Scan the data that follows and count the lines with the string "caption"; answer with the count alone.

• [Records shown]:
* Start *

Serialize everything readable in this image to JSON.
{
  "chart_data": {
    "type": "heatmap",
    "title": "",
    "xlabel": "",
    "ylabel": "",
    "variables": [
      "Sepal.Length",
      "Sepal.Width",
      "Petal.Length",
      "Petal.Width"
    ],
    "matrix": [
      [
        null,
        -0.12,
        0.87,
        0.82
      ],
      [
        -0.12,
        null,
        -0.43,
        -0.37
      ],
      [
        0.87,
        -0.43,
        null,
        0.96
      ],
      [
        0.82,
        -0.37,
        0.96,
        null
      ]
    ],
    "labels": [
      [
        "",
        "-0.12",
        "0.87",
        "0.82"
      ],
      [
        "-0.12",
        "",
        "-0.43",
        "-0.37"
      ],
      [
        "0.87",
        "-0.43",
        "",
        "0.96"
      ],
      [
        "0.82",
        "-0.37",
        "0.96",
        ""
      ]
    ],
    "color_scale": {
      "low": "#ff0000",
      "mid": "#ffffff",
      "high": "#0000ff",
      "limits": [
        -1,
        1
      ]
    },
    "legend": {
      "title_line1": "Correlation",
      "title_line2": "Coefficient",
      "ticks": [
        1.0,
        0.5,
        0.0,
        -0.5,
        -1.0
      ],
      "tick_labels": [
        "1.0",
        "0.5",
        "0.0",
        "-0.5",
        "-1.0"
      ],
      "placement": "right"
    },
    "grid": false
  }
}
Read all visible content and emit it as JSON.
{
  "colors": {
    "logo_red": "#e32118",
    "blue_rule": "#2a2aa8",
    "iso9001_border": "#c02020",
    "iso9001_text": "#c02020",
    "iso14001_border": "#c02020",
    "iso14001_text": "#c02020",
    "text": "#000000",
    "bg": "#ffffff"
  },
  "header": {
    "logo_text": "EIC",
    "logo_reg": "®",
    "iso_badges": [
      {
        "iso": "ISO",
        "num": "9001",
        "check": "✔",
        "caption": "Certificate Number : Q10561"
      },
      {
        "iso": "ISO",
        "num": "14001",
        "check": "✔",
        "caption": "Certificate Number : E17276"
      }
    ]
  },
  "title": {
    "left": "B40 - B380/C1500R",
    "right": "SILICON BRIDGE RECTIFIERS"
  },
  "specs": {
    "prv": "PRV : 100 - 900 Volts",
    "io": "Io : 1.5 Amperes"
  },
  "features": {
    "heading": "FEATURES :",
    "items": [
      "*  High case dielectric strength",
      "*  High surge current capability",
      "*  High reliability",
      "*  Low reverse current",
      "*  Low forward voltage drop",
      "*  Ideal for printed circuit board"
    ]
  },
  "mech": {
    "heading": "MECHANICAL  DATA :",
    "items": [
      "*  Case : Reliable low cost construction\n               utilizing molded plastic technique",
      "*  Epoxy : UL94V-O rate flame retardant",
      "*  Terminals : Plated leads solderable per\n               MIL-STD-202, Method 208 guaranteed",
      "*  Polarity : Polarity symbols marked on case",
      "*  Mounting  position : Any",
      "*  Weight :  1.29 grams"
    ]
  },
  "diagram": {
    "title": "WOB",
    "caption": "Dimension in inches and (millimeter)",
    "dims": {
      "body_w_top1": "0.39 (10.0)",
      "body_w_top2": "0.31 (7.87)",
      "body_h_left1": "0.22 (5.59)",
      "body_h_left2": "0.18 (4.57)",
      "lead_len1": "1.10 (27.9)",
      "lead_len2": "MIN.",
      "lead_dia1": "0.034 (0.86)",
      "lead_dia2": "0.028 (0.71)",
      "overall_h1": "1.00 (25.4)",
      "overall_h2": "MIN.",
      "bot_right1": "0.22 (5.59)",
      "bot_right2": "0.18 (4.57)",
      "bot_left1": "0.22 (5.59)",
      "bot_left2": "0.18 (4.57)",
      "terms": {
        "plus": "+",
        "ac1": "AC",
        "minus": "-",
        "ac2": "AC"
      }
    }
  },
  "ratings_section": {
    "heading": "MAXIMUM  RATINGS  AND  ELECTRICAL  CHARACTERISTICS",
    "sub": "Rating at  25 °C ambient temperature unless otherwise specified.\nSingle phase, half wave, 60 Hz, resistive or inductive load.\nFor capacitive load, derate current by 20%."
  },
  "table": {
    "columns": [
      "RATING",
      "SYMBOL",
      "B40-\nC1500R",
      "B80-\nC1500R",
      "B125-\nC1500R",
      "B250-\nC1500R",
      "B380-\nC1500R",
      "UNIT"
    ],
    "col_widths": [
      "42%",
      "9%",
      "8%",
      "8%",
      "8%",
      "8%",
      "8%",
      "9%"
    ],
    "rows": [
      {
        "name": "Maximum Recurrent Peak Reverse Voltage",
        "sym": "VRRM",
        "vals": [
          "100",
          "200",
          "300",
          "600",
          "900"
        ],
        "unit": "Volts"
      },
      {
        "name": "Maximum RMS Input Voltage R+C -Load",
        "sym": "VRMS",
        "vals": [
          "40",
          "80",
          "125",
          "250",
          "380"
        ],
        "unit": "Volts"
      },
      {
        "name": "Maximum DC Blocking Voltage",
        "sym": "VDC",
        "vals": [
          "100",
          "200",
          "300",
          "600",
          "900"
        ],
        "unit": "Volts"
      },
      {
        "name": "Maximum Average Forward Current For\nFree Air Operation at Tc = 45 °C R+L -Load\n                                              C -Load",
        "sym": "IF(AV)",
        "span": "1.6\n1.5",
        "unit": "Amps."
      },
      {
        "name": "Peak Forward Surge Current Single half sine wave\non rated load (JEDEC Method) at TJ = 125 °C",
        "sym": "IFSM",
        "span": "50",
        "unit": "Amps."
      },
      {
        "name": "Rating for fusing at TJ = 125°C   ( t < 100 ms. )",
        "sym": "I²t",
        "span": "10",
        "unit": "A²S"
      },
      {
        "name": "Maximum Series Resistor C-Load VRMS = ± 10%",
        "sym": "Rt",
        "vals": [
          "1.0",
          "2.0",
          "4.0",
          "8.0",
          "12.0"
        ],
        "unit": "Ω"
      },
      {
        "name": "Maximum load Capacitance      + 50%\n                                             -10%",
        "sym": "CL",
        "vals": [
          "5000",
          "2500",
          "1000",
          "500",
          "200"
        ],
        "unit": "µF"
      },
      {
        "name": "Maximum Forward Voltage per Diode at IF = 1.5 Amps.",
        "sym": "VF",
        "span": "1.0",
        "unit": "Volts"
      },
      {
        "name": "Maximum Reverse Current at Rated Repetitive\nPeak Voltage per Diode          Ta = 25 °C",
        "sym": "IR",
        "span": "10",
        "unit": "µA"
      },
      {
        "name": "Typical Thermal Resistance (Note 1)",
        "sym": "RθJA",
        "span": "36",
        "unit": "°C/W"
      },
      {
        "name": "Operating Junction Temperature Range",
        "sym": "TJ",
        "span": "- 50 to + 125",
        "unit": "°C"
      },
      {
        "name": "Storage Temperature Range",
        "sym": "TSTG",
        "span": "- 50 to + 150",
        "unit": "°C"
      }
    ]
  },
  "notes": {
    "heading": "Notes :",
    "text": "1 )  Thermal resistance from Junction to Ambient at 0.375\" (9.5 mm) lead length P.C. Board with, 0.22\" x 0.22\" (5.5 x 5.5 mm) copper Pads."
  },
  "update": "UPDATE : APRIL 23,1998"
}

* End *

• [Expected answer]: 3